• _DATA TO PROCESS_:
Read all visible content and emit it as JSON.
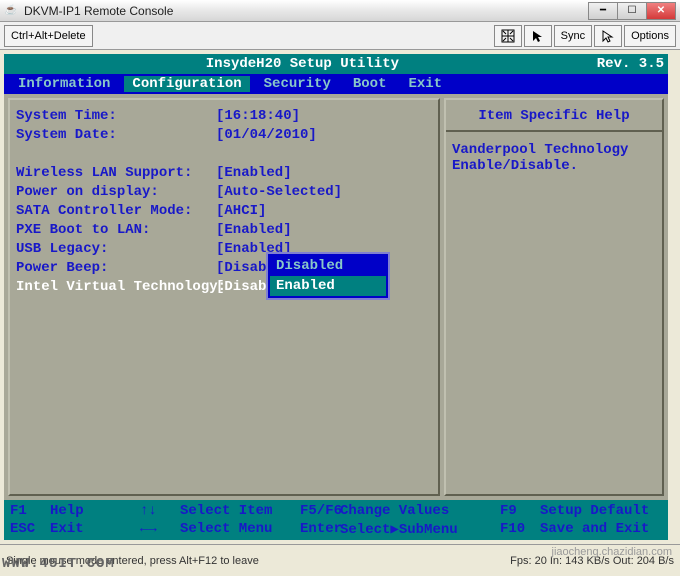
{
  "window": {
    "title": "DKVM-IP1 Remote Console",
    "buttons": {
      "ctrl_alt_del": "Ctrl+Alt+Delete",
      "sync": "Sync",
      "options": "Options"
    }
  },
  "bios": {
    "header_title": "InsydeH20 Setup Utility",
    "revision": "Rev. 3.5",
    "menu": [
      "Information",
      "Configuration",
      "Security",
      "Boot",
      "Exit"
    ],
    "menu_active_index": 1,
    "settings": [
      {
        "label": "System Time:",
        "value": "[16:18:40]"
      },
      {
        "label": "System Date:",
        "value": "[01/04/2010]"
      },
      {
        "label": "",
        "value": ""
      },
      {
        "label": "Wireless LAN Support:",
        "value": "[Enabled]"
      },
      {
        "label": "Power on display:",
        "value": "[Auto-Selected]"
      },
      {
        "label": "SATA Controller Mode:",
        "value": "[AHCI]"
      },
      {
        "label": "PXE Boot to LAN:",
        "value": "[Enabled]"
      },
      {
        "label": "USB Legacy:",
        "value": "[Enabled]"
      },
      {
        "label": "Power Beep:",
        "value": "[Disabled]"
      },
      {
        "label": "Intel Virtual Technology:",
        "value": "[Disabled]",
        "selected": true
      }
    ],
    "popup": {
      "options": [
        "Disabled",
        "Enabled"
      ],
      "selected_index": 1
    },
    "help": {
      "title": "Item Specific Help",
      "text": "Vanderpool Technology Enable/Disable."
    },
    "hints": [
      [
        {
          "key": "F1",
          "act": "Help"
        },
        {
          "key": "↑↓",
          "act": "Select Item"
        },
        {
          "key": "F5/F6",
          "act": "Change Values"
        },
        {
          "key": "F9",
          "act": "Setup Default"
        }
      ],
      [
        {
          "key": "ESC",
          "act": "Exit"
        },
        {
          "key": "←→",
          "act": "Select Menu"
        },
        {
          "key": "Enter",
          "act": "Select▶SubMenu"
        },
        {
          "key": "F10",
          "act": "Save and Exit"
        }
      ]
    ]
  },
  "status": {
    "left": "Single mouse mode entered, press Alt+F12 to leave",
    "right": "Fps: 20 In: 143 KB/s Out: 204 B/s"
  },
  "watermark": "WWW.45IT.COM",
  "watermark2": "jiaocheng.chazidian.com"
}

• _SET TASK_: Go through the records and show every line with the string "Power" in it.

• _THE COMPLETED TASK_:
        "label": "Power on display:",
        "label": "Power Beep:",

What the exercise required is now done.